**Your task:**
Pick every line from the data that holds the word "drátěnka".

**Input data:**

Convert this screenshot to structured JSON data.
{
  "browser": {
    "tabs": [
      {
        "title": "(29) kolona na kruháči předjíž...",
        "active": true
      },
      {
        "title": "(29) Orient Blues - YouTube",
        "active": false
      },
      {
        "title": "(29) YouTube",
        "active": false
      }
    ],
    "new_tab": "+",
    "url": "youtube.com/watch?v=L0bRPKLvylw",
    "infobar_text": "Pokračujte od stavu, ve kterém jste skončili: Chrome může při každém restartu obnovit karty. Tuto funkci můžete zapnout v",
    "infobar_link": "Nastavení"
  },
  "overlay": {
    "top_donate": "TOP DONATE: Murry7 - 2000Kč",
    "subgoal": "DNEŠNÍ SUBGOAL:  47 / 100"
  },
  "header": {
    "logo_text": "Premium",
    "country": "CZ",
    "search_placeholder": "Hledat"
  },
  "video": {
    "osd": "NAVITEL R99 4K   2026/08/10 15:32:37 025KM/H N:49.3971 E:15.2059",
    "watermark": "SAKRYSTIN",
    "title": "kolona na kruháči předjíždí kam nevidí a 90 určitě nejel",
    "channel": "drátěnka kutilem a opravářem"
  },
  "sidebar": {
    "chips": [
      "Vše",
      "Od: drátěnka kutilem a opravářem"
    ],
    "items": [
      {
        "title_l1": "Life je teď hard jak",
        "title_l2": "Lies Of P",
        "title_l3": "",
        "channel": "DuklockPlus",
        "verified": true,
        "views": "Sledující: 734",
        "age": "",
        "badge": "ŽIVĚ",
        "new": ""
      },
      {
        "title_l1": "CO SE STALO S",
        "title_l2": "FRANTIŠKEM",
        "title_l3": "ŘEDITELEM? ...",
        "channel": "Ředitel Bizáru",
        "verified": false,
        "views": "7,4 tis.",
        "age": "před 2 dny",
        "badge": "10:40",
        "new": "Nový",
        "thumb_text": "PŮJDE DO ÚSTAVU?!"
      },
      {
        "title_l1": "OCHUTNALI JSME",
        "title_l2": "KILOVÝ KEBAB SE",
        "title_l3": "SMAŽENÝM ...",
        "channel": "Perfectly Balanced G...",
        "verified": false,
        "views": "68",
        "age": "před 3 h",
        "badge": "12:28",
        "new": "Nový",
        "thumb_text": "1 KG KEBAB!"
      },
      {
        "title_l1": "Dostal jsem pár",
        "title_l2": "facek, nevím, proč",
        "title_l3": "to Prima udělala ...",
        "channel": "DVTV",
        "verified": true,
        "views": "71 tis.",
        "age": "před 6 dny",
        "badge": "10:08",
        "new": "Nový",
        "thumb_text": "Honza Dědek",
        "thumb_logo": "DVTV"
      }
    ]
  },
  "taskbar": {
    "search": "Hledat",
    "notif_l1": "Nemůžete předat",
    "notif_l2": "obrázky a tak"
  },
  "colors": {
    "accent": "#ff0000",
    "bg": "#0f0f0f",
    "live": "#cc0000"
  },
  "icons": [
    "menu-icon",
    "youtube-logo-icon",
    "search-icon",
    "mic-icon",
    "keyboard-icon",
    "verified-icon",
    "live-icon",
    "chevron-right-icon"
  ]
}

**In response:**
    "channel": "drátěnka kutilem a opravářem"
      "Od: drátěnka kutilem a opravářem"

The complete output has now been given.